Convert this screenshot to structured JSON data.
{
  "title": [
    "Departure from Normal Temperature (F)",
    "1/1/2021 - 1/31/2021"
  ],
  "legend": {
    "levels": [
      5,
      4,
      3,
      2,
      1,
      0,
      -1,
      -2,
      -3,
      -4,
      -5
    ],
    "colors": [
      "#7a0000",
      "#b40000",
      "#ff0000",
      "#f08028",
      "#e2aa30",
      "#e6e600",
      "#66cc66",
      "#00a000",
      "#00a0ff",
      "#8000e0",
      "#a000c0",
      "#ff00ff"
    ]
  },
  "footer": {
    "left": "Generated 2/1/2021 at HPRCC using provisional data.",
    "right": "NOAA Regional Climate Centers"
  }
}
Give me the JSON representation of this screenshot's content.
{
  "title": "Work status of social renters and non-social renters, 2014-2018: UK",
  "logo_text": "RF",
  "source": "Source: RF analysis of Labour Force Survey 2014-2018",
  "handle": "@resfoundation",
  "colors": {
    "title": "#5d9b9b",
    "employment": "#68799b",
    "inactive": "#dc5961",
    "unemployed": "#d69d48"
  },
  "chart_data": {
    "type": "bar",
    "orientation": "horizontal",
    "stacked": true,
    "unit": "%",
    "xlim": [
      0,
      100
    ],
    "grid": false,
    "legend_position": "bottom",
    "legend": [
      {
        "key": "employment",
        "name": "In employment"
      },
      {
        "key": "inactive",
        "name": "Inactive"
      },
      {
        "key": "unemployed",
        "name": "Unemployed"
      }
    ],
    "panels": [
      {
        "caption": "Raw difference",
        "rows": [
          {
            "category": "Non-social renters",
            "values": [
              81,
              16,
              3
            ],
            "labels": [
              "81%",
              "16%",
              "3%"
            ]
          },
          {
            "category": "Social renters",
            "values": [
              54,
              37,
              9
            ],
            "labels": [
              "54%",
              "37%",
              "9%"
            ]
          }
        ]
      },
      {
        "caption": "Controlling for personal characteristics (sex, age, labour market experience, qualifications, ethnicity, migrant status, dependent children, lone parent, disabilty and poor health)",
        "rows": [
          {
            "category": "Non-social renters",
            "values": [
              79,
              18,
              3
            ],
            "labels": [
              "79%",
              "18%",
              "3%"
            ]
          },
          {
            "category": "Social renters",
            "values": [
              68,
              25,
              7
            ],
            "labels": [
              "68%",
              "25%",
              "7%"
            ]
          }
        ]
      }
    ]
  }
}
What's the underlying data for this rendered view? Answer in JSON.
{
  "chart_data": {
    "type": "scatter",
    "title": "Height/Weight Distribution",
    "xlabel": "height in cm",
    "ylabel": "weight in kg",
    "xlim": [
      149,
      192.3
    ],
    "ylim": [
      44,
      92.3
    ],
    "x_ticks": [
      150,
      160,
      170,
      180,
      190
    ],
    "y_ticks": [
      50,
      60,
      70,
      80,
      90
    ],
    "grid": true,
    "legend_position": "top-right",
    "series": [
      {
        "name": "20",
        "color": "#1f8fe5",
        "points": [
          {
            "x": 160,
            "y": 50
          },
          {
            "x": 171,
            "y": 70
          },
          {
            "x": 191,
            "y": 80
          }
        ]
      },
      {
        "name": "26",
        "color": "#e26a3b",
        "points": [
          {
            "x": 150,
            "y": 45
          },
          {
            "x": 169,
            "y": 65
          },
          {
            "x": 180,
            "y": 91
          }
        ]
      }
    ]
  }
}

### Work to be completed:
From the listing above, collect each line in which the string "title" appears.

### Answer in full:
  "title": [
  "title": "Work status of social renters and non-social renters, 2014-2018: UK",
    "title": "#5d9b9b",
    "title": "Height/Weight Distribution",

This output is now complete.